__JOB__
Copy each line in the data that includes the word "молодых".

** START SUPPLIED RECORDS **

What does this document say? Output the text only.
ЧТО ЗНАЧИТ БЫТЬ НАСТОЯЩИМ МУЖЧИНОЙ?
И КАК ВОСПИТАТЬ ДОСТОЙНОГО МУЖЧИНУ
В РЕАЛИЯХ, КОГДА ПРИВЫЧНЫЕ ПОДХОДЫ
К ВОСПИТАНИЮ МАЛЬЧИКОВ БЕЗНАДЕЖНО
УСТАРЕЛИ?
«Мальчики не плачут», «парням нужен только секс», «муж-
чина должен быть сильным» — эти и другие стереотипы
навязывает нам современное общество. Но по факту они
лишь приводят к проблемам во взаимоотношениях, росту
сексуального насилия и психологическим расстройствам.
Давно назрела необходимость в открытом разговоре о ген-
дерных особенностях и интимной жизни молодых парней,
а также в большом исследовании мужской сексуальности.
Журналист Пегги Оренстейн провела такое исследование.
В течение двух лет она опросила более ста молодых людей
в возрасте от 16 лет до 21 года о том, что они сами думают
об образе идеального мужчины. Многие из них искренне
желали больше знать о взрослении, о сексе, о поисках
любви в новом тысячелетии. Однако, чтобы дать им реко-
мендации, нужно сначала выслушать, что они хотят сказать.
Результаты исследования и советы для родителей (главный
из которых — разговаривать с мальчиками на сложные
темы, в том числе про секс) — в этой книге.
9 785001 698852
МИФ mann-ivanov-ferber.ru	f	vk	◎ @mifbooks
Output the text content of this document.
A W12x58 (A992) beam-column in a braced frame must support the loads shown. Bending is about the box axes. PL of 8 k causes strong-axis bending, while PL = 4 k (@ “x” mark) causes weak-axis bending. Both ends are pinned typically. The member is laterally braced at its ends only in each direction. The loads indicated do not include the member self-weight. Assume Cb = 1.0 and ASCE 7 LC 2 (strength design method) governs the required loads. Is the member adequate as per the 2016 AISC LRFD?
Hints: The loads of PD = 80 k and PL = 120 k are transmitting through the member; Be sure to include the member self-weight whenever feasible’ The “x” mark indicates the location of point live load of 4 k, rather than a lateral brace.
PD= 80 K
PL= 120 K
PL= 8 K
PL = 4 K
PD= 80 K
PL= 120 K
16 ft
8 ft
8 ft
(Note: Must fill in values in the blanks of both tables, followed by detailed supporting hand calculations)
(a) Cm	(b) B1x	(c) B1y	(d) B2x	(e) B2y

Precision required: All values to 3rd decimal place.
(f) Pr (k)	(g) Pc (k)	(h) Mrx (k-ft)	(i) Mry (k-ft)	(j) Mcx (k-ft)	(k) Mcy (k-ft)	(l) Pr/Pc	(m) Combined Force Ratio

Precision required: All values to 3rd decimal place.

** END SUPPLIED RECORDS **

__OUTPUT BELOW__
дерных особенностях и интимной жизни молодых парней,
В течение двух лет она опросила более ста молодых людей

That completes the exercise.